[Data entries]

===============

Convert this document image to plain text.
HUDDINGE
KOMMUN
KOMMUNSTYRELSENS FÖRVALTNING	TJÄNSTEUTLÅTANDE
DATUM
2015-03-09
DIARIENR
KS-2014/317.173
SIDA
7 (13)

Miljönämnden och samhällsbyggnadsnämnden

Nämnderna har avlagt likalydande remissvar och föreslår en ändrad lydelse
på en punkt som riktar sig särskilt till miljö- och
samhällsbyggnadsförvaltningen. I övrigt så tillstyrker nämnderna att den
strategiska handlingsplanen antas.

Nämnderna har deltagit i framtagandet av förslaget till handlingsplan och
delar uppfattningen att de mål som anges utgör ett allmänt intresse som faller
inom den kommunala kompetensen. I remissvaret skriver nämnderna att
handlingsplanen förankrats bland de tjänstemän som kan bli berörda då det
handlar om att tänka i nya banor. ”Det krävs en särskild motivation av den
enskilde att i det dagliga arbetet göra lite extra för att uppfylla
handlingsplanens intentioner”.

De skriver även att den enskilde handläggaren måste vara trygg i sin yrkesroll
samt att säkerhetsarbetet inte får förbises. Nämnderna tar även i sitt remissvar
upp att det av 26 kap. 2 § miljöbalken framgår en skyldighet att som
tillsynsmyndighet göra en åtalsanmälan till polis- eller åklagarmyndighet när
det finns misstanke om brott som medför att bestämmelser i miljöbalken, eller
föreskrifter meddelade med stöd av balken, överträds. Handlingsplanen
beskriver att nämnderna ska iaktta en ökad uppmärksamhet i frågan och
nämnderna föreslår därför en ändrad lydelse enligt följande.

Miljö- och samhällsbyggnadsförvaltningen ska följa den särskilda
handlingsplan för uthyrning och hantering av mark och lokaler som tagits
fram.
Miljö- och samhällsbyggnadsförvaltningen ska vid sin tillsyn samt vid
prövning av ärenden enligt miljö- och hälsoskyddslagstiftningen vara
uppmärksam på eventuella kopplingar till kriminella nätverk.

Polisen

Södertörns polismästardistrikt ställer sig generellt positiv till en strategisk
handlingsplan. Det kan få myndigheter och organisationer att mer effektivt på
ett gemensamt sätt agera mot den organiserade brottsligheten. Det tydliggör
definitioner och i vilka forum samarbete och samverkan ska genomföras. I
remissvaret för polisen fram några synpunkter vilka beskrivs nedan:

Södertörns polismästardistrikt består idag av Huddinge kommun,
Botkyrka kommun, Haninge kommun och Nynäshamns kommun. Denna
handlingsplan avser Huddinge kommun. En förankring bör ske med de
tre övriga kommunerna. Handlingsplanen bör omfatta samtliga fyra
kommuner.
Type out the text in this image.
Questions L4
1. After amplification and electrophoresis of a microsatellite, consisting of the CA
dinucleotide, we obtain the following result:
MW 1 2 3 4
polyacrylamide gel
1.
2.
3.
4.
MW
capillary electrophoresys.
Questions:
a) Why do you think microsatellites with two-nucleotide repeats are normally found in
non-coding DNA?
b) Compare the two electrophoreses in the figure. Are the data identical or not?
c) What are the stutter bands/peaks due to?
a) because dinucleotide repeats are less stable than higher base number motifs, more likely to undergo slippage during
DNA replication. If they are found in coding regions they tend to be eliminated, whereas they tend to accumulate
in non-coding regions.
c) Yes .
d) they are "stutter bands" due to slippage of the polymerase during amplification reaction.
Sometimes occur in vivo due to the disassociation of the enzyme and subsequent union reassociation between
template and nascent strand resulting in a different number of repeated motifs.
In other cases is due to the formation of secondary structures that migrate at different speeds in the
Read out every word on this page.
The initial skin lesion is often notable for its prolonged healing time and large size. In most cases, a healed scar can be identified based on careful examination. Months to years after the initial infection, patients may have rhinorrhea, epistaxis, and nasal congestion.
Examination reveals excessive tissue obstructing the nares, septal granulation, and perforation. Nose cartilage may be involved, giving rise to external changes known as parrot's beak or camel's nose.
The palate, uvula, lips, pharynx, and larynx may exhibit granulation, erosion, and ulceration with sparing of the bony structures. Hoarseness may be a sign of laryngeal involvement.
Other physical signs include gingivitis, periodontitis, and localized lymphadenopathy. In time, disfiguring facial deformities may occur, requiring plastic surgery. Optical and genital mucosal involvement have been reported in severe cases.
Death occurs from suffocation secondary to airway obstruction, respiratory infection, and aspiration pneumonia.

===============

- _Task to complete_
Transcribe the records above exactly, keeping every line.

- _Output below_
Convert this document image to plain text.
HUDDINGE
KOMMUN
KOMMUNSTYRELSENS FÖRVALTNING	TJÄNSTEUTLÅTANDE
DATUM
2015-03-09
DIARIENR
KS-2014/317.173
SIDA
7 (13)

Miljönämnden och samhällsbyggnadsnämnden

Nämnderna har avlagt likalydande remissvar och föreslår en ändrad lydelse
på en punkt som riktar sig särskilt till miljö- och
samhällsbyggnadsförvaltningen. I övrigt så tillstyrker nämnderna att den
strategiska handlingsplanen antas.

Nämnderna har deltagit i framtagandet av förslaget till handlingsplan och
delar uppfattningen att de mål som anges utgör ett allmänt intresse som faller
inom den kommunala kompetensen. I remissvaret skriver nämnderna att
handlingsplanen förankrats bland de tjänstemän som kan bli berörda då det
handlar om att tänka i nya banor. ”Det krävs en särskild motivation av den
enskilde att i det dagliga arbetet göra lite extra för att uppfylla
handlingsplanens intentioner”.

De skriver även att den enskilde handläggaren måste vara trygg i sin yrkesroll
samt att säkerhetsarbetet inte får förbises. Nämnderna tar även i sitt remissvar
upp att det av 26 kap. 2 § miljöbalken framgår en skyldighet att som
tillsynsmyndighet göra en åtalsanmälan till polis- eller åklagarmyndighet när
det finns misstanke om brott som medför att bestämmelser i miljöbalken, eller
föreskrifter meddelade med stöd av balken, överträds. Handlingsplanen
beskriver att nämnderna ska iaktta en ökad uppmärksamhet i frågan och
nämnderna föreslår därför en ändrad lydelse enligt följande.

Miljö- och samhällsbyggnadsförvaltningen ska följa den särskilda
handlingsplan för uthyrning och hantering av mark och lokaler som tagits
fram.
Miljö- och samhällsbyggnadsförvaltningen ska vid sin tillsyn samt vid
prövning av ärenden enligt miljö- och hälsoskyddslagstiftningen vara
uppmärksam på eventuella kopplingar till kriminella nätverk.

Polisen

Södertörns polismästardistrikt ställer sig generellt positiv till en strategisk
handlingsplan. Det kan få myndigheter och organisationer att mer effektivt på
ett gemensamt sätt agera mot den organiserade brottsligheten. Det tydliggör
definitioner och i vilka forum samarbete och samverkan ska genomföras. I
remissvaret för polisen fram några synpunkter vilka beskrivs nedan:

Södertörns polismästardistrikt består idag av Huddinge kommun,
Botkyrka kommun, Haninge kommun och Nynäshamns kommun. Denna
handlingsplan avser Huddinge kommun. En förankring bör ske med de
tre övriga kommunerna. Handlingsplanen bör omfatta samtliga fyra
kommuner.
Type out the text in this image.
Questions L4
1. After amplification and electrophoresis of a microsatellite, consisting of the CA
dinucleotide, we obtain the following result:
MW 1 2 3 4
polyacrylamide gel
1.
2.
3.
4.
MW
capillary electrophoresys.
Questions:
a) Why do you think microsatellites with two-nucleotide repeats are normally found in
non-coding DNA?
b) Compare the two electrophoreses in the figure. Are the data identical or not?
c) What are the stutter bands/peaks due to?
a) because dinucleotide repeats are less stable than higher base number motifs, more likely to undergo slippage during
DNA replication. If they are found in coding regions they tend to be eliminated, whereas they tend to accumulate
in non-coding regions.
c) Yes .
d) they are "stutter bands" due to slippage of the polymerase during amplification reaction.
Sometimes occur in vivo due to the disassociation of the enzyme and subsequent union reassociation between
template and nascent strand resulting in a different number of repeated motifs.
In other cases is due to the formation of secondary structures that migrate at different speeds in the
Read out every word on this page.
The initial skin lesion is often notable for its prolonged healing time and large size. In most cases, a healed scar can be identified based on careful examination. Months to years after the initial infection, patients may have rhinorrhea, epistaxis, and nasal congestion.
Examination reveals excessive tissue obstructing the nares, septal granulation, and perforation. Nose cartilage may be involved, giving rise to external changes known as parrot's beak or camel's nose.
The palate, uvula, lips, pharynx, and larynx may exhibit granulation, erosion, and ulceration with sparing of the bony structures. Hoarseness may be a sign of laryngeal involvement.
Other physical signs include gingivitis, periodontitis, and localized lymphadenopathy. In time, disfiguring facial deformities may occur, requiring plastic surgery. Optical and genital mucosal involvement have been reported in severe cases.
Death occurs from suffocation secondary to airway obstruction, respiratory infection, and aspiration pneumonia.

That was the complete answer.